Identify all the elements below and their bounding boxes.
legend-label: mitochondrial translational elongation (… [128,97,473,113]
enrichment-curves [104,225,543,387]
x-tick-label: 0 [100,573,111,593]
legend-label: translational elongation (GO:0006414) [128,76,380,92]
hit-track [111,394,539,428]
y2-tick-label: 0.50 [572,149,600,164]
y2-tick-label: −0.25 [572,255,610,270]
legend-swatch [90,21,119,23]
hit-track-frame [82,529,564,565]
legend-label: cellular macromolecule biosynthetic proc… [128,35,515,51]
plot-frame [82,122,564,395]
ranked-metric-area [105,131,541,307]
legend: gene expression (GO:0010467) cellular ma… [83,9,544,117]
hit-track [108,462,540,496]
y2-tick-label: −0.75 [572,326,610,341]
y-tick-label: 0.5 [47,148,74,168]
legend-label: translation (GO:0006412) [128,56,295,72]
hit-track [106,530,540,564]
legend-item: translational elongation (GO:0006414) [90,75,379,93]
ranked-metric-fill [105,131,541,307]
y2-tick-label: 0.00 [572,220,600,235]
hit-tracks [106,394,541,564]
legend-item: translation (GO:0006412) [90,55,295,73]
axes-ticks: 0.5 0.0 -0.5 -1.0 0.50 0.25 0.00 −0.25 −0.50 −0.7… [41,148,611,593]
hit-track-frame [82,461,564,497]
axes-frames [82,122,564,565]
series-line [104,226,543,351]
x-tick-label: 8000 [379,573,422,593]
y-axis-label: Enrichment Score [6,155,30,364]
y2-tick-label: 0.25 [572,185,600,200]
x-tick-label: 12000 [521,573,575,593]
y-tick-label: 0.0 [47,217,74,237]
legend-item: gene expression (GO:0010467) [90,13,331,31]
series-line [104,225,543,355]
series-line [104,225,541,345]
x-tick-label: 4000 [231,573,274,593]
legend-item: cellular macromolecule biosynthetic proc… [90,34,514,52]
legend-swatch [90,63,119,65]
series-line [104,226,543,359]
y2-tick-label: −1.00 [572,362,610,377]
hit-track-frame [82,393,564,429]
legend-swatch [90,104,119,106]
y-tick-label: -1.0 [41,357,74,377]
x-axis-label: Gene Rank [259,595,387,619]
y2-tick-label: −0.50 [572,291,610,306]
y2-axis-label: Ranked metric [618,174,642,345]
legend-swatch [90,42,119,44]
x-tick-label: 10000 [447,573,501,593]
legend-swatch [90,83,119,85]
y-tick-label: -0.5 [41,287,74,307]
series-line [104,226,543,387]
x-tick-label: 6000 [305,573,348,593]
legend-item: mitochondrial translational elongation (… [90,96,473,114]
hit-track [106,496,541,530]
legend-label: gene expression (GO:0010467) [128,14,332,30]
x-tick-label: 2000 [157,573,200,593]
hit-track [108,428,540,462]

-------------------------

Read through the data above. Report each line that has the word "proc".

legend-label: cellular macromolecule biosynthetic proc… [128,35,515,51]
legend-item: cellular macromolecule biosynthetic proc… [90,34,514,52]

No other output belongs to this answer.